Data tied to figure images:
++++++++++

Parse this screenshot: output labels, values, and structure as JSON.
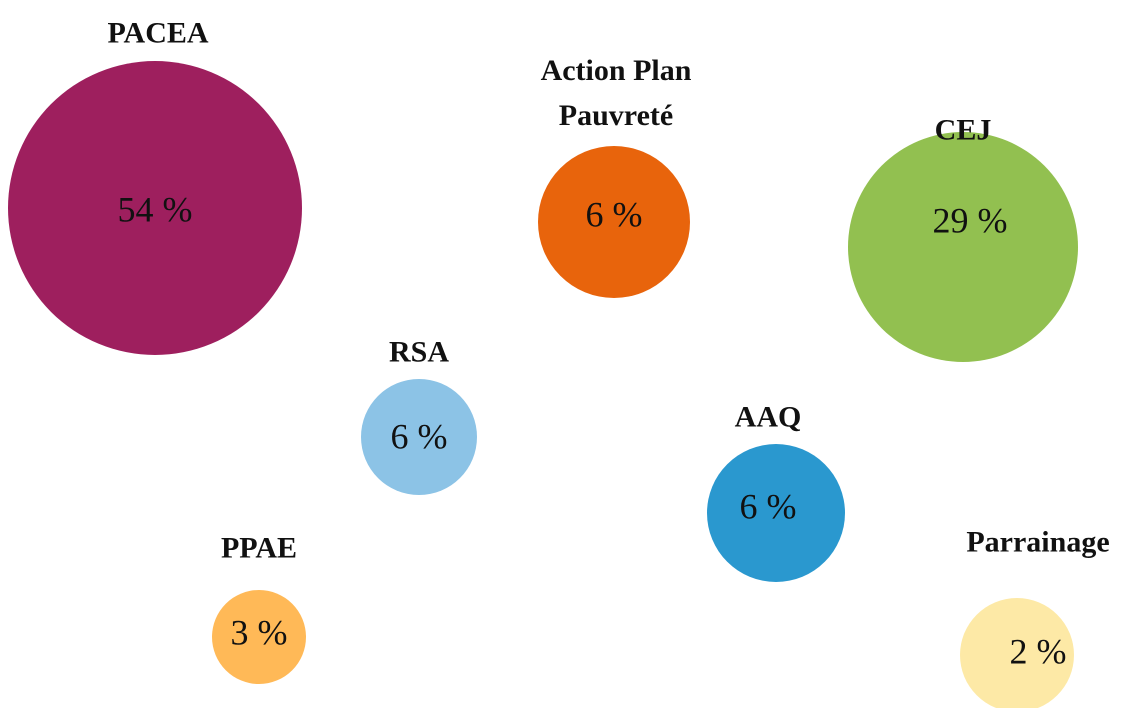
{
  "chart_data": {
    "type": "bubble",
    "categories": [
      "PACEA",
      "Action Plan Pauvreté",
      "CEJ",
      "RSA",
      "AAQ",
      "PPAE",
      "Parrainage"
    ],
    "values": [
      54,
      6,
      29,
      6,
      6,
      3,
      2
    ],
    "value_labels": [
      "54 %",
      "6 %",
      "29 %",
      "6 %",
      "6 %",
      "3 %",
      "2 %"
    ],
    "colors": [
      "#9e1f5e",
      "#e8640c",
      "#92c050",
      "#8cc3e6",
      "#2a98cf",
      "#ffb957",
      "#fde9a6"
    ]
  }
}
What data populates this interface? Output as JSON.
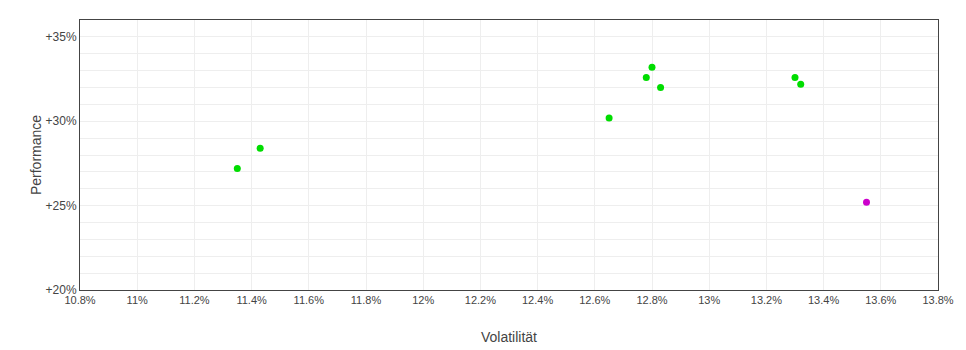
{
  "chart_data": {
    "type": "scatter",
    "xlabel": "Volatilität",
    "ylabel": "Performance",
    "series": [
      {
        "color": "#00dd00",
        "marker": "circle",
        "x": [
          0.1135,
          0.1143,
          0.1265,
          0.1278,
          0.128,
          0.1283,
          0.133,
          0.1332
        ],
        "values": [
          0.272,
          0.284,
          0.302,
          0.326,
          0.332,
          0.32,
          0.326,
          0.322
        ]
      },
      {
        "color": "#cc00cc",
        "marker": "circle",
        "x": [
          0.1355
        ],
        "values": [
          0.252
        ]
      }
    ],
    "xlim": [
      0.108,
      0.138
    ],
    "ylim": [
      0.2,
      0.36
    ],
    "xticks": [
      {
        "value": 0.108,
        "label": "10.8%"
      },
      {
        "value": 0.11,
        "label": "11%"
      },
      {
        "value": 0.112,
        "label": "11.2%"
      },
      {
        "value": 0.114,
        "label": "11.4%"
      },
      {
        "value": 0.116,
        "label": "11.6%"
      },
      {
        "value": 0.118,
        "label": "11.8%"
      },
      {
        "value": 0.12,
        "label": "12%"
      },
      {
        "value": 0.122,
        "label": "12.2%"
      },
      {
        "value": 0.124,
        "label": "12.4%"
      },
      {
        "value": 0.126,
        "label": "12.6%"
      },
      {
        "value": 0.128,
        "label": "12.8%"
      },
      {
        "value": 0.13,
        "label": "13%"
      },
      {
        "value": 0.132,
        "label": "13.2%"
      },
      {
        "value": 0.134,
        "label": "13.4%"
      },
      {
        "value": 0.136,
        "label": "13.6%"
      },
      {
        "value": 0.138,
        "label": "13.8%"
      }
    ],
    "yticks": [
      {
        "value": 0.2,
        "label": "+20%"
      },
      {
        "value": 0.21,
        "label": null
      },
      {
        "value": 0.22,
        "label": null
      },
      {
        "value": 0.23,
        "label": null
      },
      {
        "value": 0.24,
        "label": null
      },
      {
        "value": 0.25,
        "label": "+25%"
      },
      {
        "value": 0.26,
        "label": null
      },
      {
        "value": 0.27,
        "label": null
      },
      {
        "value": 0.28,
        "label": null
      },
      {
        "value": 0.29,
        "label": null
      },
      {
        "value": 0.3,
        "label": "+30%"
      },
      {
        "value": 0.31,
        "label": null
      },
      {
        "value": 0.32,
        "label": null
      },
      {
        "value": 0.33,
        "label": null
      },
      {
        "value": 0.34,
        "label": null
      },
      {
        "value": 0.35,
        "label": "+35%"
      }
    ],
    "grid": true
  }
}
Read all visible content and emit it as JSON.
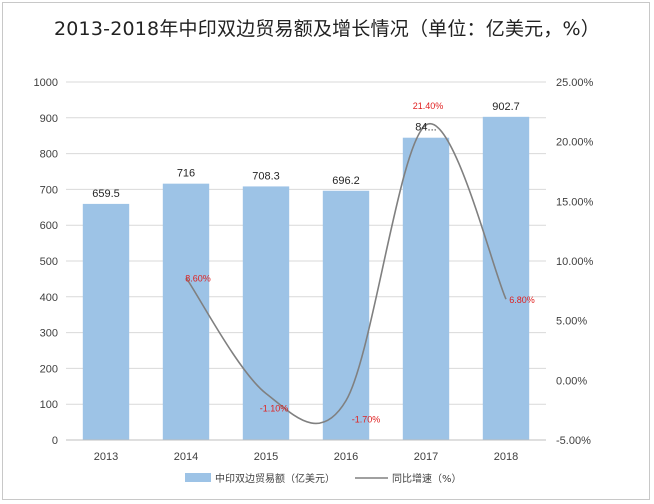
{
  "chart_data": {
    "type": "bar",
    "title": "2013-2018年中印双边贸易额及增长情况（单位：亿美元，%）",
    "categories": [
      "2013",
      "2014",
      "2015",
      "2016",
      "2017",
      "2018"
    ],
    "series": [
      {
        "name": "中印双边贸易额（亿美元）",
        "type": "bar",
        "axis": "left",
        "values": [
          659.5,
          716,
          708.3,
          696.2,
          844.4,
          902.7
        ],
        "labels": [
          "659.5",
          "716",
          "708.3",
          "696.2",
          "84...",
          "902.7"
        ],
        "color": "#9dc3e6"
      },
      {
        "name": "同比增速（%）",
        "type": "line",
        "axis": "right",
        "values": [
          null,
          8.6,
          -1.1,
          -1.7,
          21.4,
          6.8
        ],
        "labels": [
          "",
          "8.60%",
          "-1.10%",
          "-1.70%",
          "21.40%",
          "6.80%"
        ],
        "color": "#808080"
      }
    ],
    "ylim_left": [
      0,
      1000
    ],
    "left_ticks": [
      "0",
      "100",
      "200",
      "300",
      "400",
      "500",
      "600",
      "700",
      "800",
      "900",
      "1000"
    ],
    "ylim_right": [
      -5,
      25
    ],
    "right_ticks": [
      "-5.00%",
      "0.00%",
      "5.00%",
      "10.00%",
      "15.00%",
      "20.00%",
      "25.00%"
    ],
    "grid": true,
    "legend_position": "bottom",
    "label_color": "#e02020"
  }
}
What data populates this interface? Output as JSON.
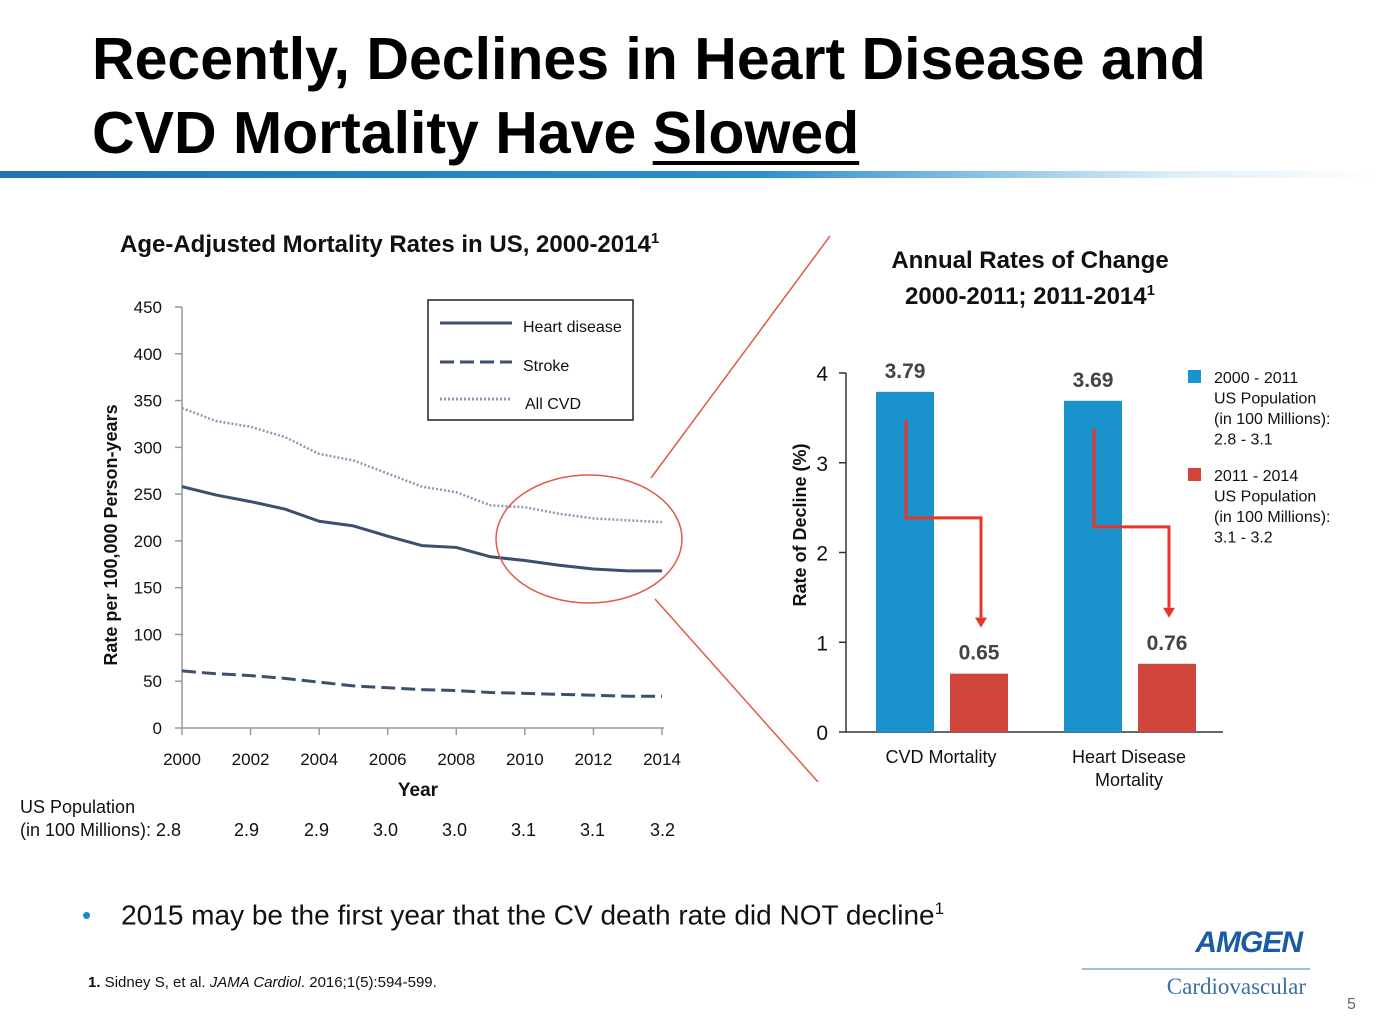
{
  "slide": {
    "title_line1": "Recently, Declines in Heart Disease and",
    "title_line2_prefix": "CVD Mortality Have ",
    "title_line2_underlined": "Slowed",
    "accent_color": "#1e73b8",
    "bullet": "2015 may be the first year that the CV death rate did NOT decline",
    "bullet_sup": "1",
    "footnote": {
      "number": "1.",
      "text_before": " Sidney S, et al. ",
      "journal": "JAMA Cardiol",
      "text_after": ". 2016;1(5):594-599."
    },
    "logo_brand": "AMGEN",
    "logo_sub": "Cardiovascular",
    "page_number": "5"
  },
  "population": {
    "label_line1": "US Population",
    "label_line2": "(in 100 Millions): 2.8",
    "values": [
      "2.9",
      "2.9",
      "3.0",
      "3.0",
      "3.1",
      "3.1",
      "3.2"
    ]
  },
  "chart_data": [
    {
      "type": "line",
      "title": "Age-Adjusted Mortality Rates in US, 2000-2014",
      "title_sup": "1",
      "xlabel": "Year",
      "ylabel": "Rate per 100,000 Person-years",
      "xlim": [
        2000,
        2014
      ],
      "ylim": [
        0,
        450
      ],
      "x_ticks": [
        2000,
        2002,
        2004,
        2006,
        2008,
        2010,
        2012,
        2014
      ],
      "y_ticks": [
        0,
        50,
        100,
        150,
        200,
        250,
        300,
        350,
        400,
        450
      ],
      "grid": false,
      "legend_position": "top-right",
      "x": [
        2000,
        2001,
        2002,
        2003,
        2004,
        2005,
        2006,
        2007,
        2008,
        2009,
        2010,
        2011,
        2012,
        2013,
        2014
      ],
      "series": [
        {
          "name": "Heart disease",
          "style": "solid",
          "color": "#3d4f6e",
          "values": [
            258,
            249,
            242,
            234,
            221,
            216,
            205,
            195,
            193,
            183,
            179,
            174,
            170,
            168,
            168
          ]
        },
        {
          "name": "Stroke",
          "style": "dashed",
          "color": "#3d4f6e",
          "values": [
            61,
            58,
            56,
            53,
            49,
            45,
            43,
            41,
            40,
            38,
            37,
            36,
            35,
            34,
            34
          ]
        },
        {
          "name": "All CVD",
          "style": "dotted",
          "color": "#8b9ab4",
          "values": [
            342,
            328,
            322,
            311,
            293,
            286,
            272,
            258,
            252,
            238,
            236,
            229,
            224,
            222,
            220
          ]
        }
      ]
    },
    {
      "type": "bar",
      "title_line1": "Annual Rates of Change",
      "title_line2": "2000-2011; 2011-2014",
      "title_sup": "1",
      "xlabel": "",
      "ylabel": "Rate of Decline (%)",
      "ylim": [
        0,
        4
      ],
      "y_ticks": [
        0,
        1,
        2,
        3,
        4
      ],
      "grid": false,
      "legend_position": "right",
      "categories": [
        "CVD Mortality",
        "Heart Disease Mortality"
      ],
      "category_lines": [
        [
          "CVD Mortality"
        ],
        [
          "Heart Disease",
          "Mortality"
        ]
      ],
      "series": [
        {
          "name": "2000 - 2011",
          "legend_lines": [
            "2000 - 2011",
            "US Population",
            "(in 100 Millions):",
            "2.8 - 3.1"
          ],
          "color": "#1a93cc",
          "values": [
            3.79,
            3.69
          ],
          "labels": [
            "3.79",
            "3.69"
          ]
        },
        {
          "name": "2011 - 2014",
          "legend_lines": [
            "2011 - 2014",
            "US Population",
            "(in 100 Millions):",
            "3.1 - 3.2"
          ],
          "color": "#d0463c",
          "values": [
            0.65,
            0.76
          ],
          "labels": [
            "0.65",
            "0.76"
          ]
        }
      ],
      "arrow_color": "#e8352a"
    }
  ]
}
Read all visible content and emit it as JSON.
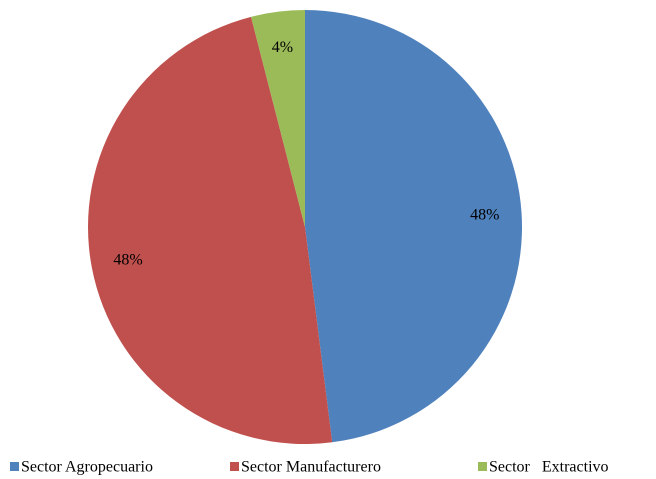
{
  "chart_data": {
    "type": "pie",
    "categories": [
      "Sector Agropecuario",
      "Sector Manufacturero",
      "Sector   Extractivo"
    ],
    "values": [
      48,
      48,
      4
    ],
    "value_labels": [
      "48%",
      "48%",
      "4%"
    ],
    "colors": [
      "#4f81bd",
      "#c0504d",
      "#9bbb59"
    ],
    "legend": "bottom"
  }
}
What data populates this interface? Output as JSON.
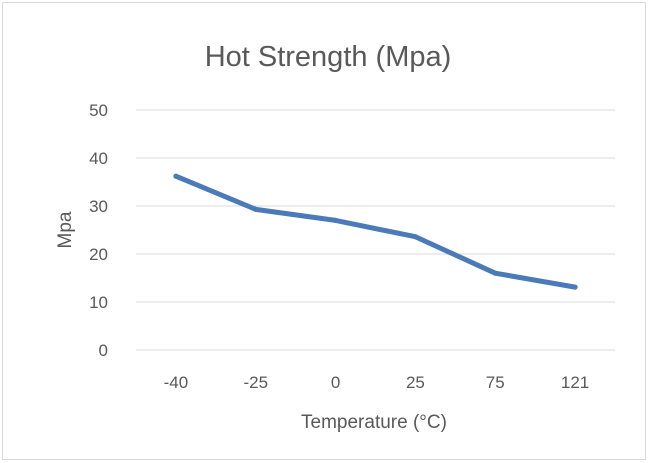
{
  "chart_data": {
    "type": "line",
    "title": "Hot Strength (Mpa)",
    "xlabel": "Temperature (°C)",
    "ylabel": "Mpa",
    "categories": [
      "-40",
      "-25",
      "0",
      "25",
      "75",
      "121"
    ],
    "series": [
      {
        "values": [
          36.2,
          29.3,
          27.0,
          23.6,
          16.0,
          13.1
        ]
      }
    ],
    "ylim": [
      0,
      50
    ],
    "yticks": [
      "0",
      "10",
      "20",
      "30",
      "40",
      "50"
    ],
    "grid": true,
    "legend": "none",
    "colors": {
      "series": "#4a7ab8",
      "grid": "#d9d9d9",
      "text": "#595959"
    }
  }
}
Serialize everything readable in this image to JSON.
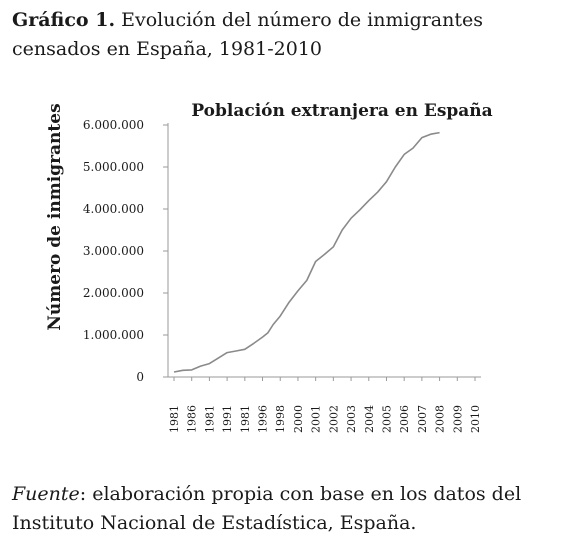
{
  "caption": {
    "label": "Gráfico 1.",
    "text": " Evolución del número de inmigrantes censados en España, 1981-2010"
  },
  "chart_data": {
    "type": "line",
    "title": "Población extranjera en España",
    "xlabel": "",
    "ylabel": "Número de inmigrantes",
    "ylim": [
      0,
      6000000
    ],
    "yticks": [
      {
        "value": 0,
        "label": "0"
      },
      {
        "value": 1000000,
        "label": "1.000.000"
      },
      {
        "value": 2000000,
        "label": "2.000.000"
      },
      {
        "value": 3000000,
        "label": "3.000.000"
      },
      {
        "value": 4000000,
        "label": "4.000.000"
      },
      {
        "value": 5000000,
        "label": "5.000.000"
      },
      {
        "value": 6000000,
        "label": "6.000.000"
      }
    ],
    "categories": [
      "1981",
      "1986",
      "1981",
      "1991",
      "1981",
      "1996",
      "1998",
      "2000",
      "2001",
      "2002",
      "2003",
      "2004",
      "2005",
      "2006",
      "2007",
      "2008",
      "2009",
      "2010"
    ],
    "series": [
      {
        "color": "#8a8a8a",
        "points": [
          [
            0,
            120000
          ],
          [
            0.5,
            160000
          ],
          [
            1,
            170000
          ],
          [
            1.5,
            260000
          ],
          [
            2,
            320000
          ],
          [
            2.5,
            450000
          ],
          [
            3,
            580000
          ],
          [
            3.5,
            620000
          ],
          [
            4,
            660000
          ],
          [
            4.5,
            800000
          ],
          [
            5,
            950000
          ],
          [
            5.3,
            1050000
          ],
          [
            5.6,
            1250000
          ],
          [
            6,
            1450000
          ],
          [
            6.5,
            1780000
          ],
          [
            7,
            2050000
          ],
          [
            7.5,
            2300000
          ],
          [
            8,
            2750000
          ],
          [
            8.5,
            2920000
          ],
          [
            9,
            3100000
          ],
          [
            9.5,
            3500000
          ],
          [
            10,
            3780000
          ],
          [
            10.5,
            3980000
          ],
          [
            11,
            4200000
          ],
          [
            11.5,
            4400000
          ],
          [
            12,
            4650000
          ],
          [
            12.5,
            5000000
          ],
          [
            13,
            5300000
          ],
          [
            13.5,
            5450000
          ],
          [
            14,
            5700000
          ],
          [
            14.5,
            5780000
          ],
          [
            15,
            5820000
          ]
        ]
      }
    ],
    "grid": false,
    "legend": "none"
  },
  "source": {
    "label": "Fuente",
    "text": ": elaboración propia con base en los datos del Instituto Nacional de Estadística, España."
  }
}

++++++++++

§ Objective:
Report all lines of the data that include the word "type".

§ Correct response:
    "type": "bubble",
    "type": "scatter",
    "type": "bar",
        "type": "bar",
        "type": "line",
      "type": "line",
      "type": "bar",
    "type": "pie",
    "type": "line",
    "type": "line",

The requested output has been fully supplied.